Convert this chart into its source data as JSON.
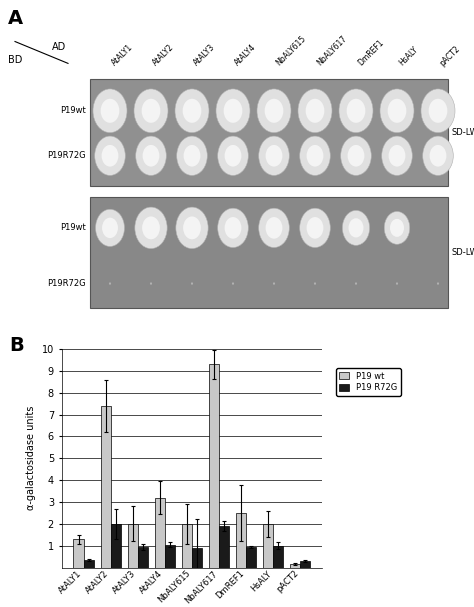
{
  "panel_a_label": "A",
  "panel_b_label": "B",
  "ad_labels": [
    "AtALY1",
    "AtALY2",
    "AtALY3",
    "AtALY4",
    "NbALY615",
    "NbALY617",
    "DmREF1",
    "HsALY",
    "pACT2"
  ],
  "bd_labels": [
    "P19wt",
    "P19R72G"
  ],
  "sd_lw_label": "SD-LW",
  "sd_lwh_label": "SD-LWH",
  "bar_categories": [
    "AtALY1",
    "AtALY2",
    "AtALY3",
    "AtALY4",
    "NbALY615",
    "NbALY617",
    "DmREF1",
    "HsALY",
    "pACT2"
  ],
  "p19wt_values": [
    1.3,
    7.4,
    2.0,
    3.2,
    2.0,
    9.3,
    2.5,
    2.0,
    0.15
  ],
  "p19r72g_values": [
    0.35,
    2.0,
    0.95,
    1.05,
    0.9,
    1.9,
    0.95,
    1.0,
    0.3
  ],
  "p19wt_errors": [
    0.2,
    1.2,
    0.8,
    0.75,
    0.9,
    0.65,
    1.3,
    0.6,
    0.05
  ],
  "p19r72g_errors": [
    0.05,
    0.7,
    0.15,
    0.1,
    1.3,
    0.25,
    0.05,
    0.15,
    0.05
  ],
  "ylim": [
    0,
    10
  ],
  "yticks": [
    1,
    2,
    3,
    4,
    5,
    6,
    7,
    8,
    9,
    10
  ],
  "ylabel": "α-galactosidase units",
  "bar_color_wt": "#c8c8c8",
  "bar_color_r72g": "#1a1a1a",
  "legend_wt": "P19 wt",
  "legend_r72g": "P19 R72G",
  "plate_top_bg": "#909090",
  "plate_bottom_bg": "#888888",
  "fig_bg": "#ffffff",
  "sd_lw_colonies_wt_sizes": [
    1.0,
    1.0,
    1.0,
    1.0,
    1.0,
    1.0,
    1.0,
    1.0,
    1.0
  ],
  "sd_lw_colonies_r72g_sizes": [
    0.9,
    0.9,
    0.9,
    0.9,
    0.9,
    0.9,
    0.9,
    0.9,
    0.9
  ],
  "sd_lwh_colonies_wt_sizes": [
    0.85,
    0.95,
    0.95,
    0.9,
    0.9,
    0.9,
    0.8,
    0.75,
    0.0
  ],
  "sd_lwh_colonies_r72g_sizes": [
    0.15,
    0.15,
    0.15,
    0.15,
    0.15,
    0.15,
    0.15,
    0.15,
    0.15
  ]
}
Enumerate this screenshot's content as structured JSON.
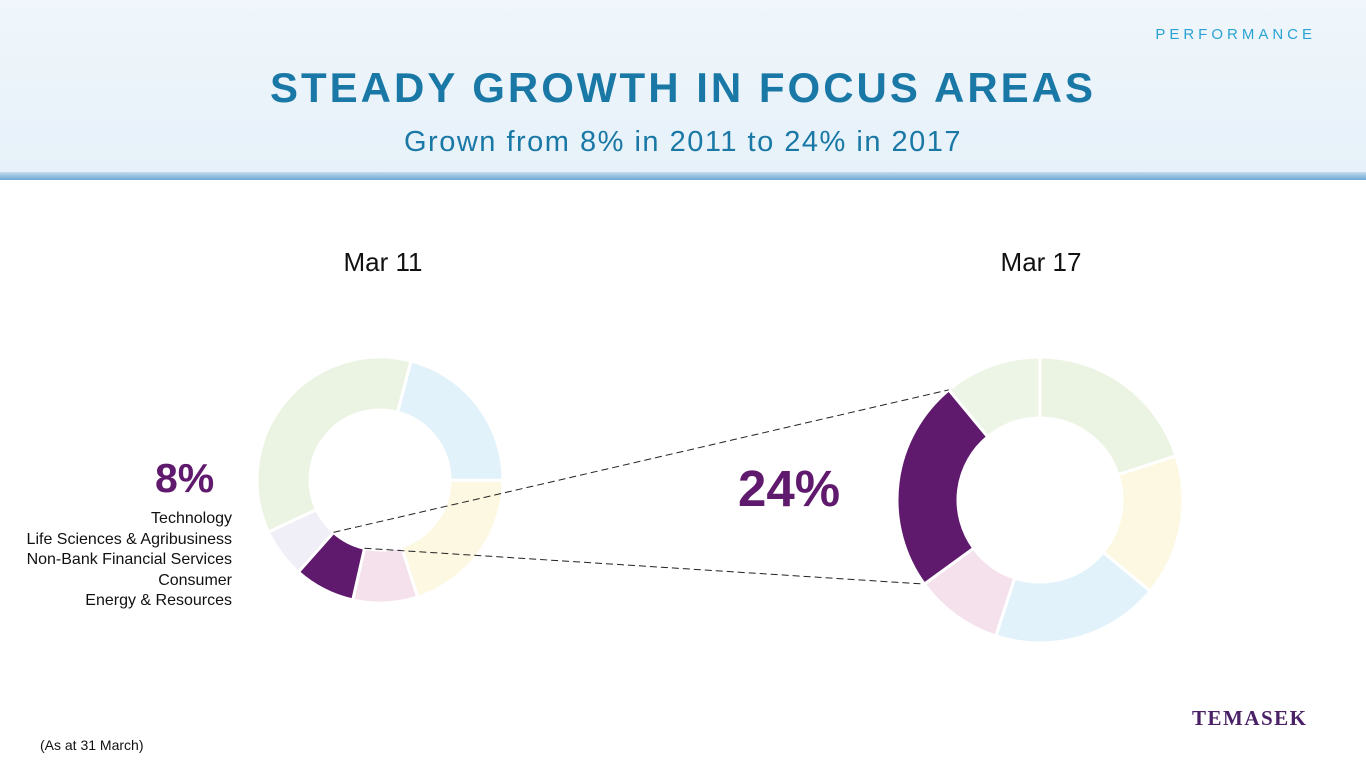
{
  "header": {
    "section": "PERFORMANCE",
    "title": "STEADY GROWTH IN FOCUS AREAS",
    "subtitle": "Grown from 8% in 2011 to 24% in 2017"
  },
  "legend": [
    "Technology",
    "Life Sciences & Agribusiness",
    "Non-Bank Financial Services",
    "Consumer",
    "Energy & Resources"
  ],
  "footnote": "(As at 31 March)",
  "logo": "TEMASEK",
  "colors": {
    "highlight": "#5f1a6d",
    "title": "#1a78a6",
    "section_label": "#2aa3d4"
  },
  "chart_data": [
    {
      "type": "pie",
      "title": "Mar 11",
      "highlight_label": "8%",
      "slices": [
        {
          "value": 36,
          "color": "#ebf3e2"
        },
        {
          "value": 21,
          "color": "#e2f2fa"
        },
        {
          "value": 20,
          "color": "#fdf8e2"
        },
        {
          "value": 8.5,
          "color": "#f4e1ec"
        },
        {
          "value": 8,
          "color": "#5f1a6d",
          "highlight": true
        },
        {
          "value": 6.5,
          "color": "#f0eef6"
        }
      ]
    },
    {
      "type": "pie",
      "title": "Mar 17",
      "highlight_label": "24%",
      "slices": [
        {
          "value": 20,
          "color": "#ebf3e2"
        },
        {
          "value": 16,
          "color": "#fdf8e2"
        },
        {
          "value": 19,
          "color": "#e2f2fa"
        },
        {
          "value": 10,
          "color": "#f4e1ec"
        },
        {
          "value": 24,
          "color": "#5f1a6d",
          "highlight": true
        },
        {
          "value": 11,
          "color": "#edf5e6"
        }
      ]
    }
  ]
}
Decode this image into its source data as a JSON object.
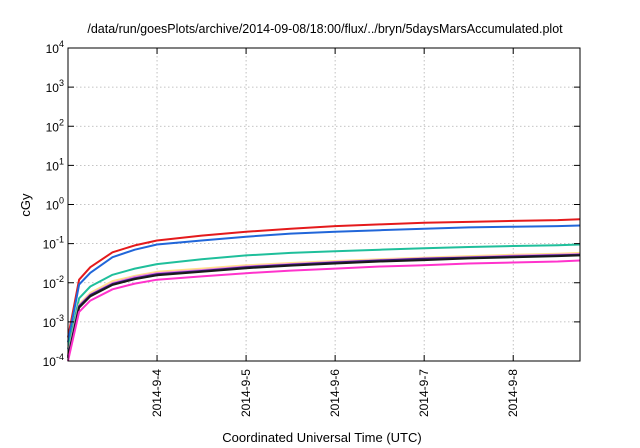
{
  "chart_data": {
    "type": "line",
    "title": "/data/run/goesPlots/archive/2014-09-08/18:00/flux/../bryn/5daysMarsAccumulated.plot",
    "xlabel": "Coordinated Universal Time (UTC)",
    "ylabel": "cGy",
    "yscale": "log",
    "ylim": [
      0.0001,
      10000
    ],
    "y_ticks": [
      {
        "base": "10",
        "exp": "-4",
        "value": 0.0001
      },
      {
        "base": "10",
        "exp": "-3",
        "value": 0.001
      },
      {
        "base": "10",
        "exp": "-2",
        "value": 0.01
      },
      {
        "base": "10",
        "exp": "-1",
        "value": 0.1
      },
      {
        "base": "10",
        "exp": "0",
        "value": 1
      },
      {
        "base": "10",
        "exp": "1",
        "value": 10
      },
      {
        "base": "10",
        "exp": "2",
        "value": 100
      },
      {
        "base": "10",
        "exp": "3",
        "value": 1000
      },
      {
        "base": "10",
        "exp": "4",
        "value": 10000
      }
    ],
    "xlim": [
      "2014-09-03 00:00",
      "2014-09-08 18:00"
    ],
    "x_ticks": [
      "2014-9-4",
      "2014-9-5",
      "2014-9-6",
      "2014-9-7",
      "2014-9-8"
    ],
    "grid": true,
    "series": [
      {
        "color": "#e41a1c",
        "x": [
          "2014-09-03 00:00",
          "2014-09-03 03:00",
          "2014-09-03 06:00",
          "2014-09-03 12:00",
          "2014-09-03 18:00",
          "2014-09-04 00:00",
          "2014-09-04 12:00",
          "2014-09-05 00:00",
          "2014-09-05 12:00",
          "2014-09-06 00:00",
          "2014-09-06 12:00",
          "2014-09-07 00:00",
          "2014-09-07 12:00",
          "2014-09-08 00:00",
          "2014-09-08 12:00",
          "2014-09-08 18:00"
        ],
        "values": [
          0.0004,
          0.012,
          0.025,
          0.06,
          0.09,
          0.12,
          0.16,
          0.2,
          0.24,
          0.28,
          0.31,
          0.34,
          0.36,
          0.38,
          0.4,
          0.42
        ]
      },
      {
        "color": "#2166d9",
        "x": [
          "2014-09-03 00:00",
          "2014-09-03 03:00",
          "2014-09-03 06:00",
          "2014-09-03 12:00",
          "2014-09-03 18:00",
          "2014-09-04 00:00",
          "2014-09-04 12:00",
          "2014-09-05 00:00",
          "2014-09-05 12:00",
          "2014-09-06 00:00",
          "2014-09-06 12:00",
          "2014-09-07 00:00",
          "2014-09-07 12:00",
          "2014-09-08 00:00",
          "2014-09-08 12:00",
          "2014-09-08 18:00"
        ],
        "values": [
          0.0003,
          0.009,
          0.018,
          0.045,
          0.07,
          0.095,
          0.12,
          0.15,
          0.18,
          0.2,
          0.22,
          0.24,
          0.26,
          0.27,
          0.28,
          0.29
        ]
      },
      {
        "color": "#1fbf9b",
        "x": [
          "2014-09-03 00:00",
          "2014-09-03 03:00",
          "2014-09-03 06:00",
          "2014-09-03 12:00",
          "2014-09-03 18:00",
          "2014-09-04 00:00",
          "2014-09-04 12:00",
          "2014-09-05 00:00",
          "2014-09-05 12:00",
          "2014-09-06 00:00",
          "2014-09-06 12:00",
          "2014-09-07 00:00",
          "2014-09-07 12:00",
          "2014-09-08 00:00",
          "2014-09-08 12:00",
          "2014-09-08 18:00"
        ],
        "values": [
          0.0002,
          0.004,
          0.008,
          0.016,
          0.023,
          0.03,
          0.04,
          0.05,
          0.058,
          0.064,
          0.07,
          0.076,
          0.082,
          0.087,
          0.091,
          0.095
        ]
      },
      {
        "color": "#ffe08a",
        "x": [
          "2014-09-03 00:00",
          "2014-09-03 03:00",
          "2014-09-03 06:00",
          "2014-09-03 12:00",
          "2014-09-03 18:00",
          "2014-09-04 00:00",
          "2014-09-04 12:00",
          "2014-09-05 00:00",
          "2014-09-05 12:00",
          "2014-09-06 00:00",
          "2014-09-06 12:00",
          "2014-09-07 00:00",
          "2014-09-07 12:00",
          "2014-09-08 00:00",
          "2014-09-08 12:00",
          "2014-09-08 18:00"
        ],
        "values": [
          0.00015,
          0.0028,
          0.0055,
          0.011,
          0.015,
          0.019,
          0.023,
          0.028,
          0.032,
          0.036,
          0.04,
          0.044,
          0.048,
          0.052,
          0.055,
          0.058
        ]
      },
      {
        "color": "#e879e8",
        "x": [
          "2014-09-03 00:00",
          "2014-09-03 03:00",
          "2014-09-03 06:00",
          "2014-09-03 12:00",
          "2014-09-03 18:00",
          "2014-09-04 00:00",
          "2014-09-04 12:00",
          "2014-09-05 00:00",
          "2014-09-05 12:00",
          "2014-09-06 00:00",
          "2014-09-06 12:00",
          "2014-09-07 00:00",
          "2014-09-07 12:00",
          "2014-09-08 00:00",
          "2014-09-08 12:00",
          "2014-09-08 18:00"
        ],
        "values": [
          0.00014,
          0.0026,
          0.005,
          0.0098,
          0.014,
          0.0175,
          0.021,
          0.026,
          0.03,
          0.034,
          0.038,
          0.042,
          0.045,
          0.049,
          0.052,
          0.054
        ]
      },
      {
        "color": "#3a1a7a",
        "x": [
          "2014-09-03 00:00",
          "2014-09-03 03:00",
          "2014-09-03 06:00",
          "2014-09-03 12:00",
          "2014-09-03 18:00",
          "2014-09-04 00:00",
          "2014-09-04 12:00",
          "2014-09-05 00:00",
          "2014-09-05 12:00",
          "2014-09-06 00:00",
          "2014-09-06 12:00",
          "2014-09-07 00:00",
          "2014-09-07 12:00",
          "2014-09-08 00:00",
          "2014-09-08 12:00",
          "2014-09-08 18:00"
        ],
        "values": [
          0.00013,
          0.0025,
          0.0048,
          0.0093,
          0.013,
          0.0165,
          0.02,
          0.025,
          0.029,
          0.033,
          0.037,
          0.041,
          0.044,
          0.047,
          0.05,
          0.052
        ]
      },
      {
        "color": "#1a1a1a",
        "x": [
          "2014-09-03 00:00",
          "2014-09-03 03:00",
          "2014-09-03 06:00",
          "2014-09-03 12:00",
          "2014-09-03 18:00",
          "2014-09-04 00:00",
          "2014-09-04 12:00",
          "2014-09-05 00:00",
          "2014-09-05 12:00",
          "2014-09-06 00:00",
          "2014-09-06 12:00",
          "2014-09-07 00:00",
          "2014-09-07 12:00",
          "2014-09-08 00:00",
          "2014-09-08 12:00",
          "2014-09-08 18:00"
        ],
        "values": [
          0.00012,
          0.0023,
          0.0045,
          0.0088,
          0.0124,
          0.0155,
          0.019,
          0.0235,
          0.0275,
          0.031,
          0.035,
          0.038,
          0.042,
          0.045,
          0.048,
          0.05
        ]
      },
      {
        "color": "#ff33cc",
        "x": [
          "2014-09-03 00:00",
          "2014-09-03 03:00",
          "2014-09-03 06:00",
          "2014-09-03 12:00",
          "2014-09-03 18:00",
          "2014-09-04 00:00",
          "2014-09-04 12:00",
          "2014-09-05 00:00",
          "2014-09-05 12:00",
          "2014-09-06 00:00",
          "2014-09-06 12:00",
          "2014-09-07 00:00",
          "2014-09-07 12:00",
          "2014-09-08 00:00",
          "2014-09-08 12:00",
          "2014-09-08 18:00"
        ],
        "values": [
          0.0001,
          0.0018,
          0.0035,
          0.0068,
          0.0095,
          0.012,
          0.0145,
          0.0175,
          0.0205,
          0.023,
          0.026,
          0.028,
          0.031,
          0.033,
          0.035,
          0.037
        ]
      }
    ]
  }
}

> **SHORT EXERCISE**:
How many of the lines above contain the string "this"? Give the number only.

> **FINISHED ANSWER**:
3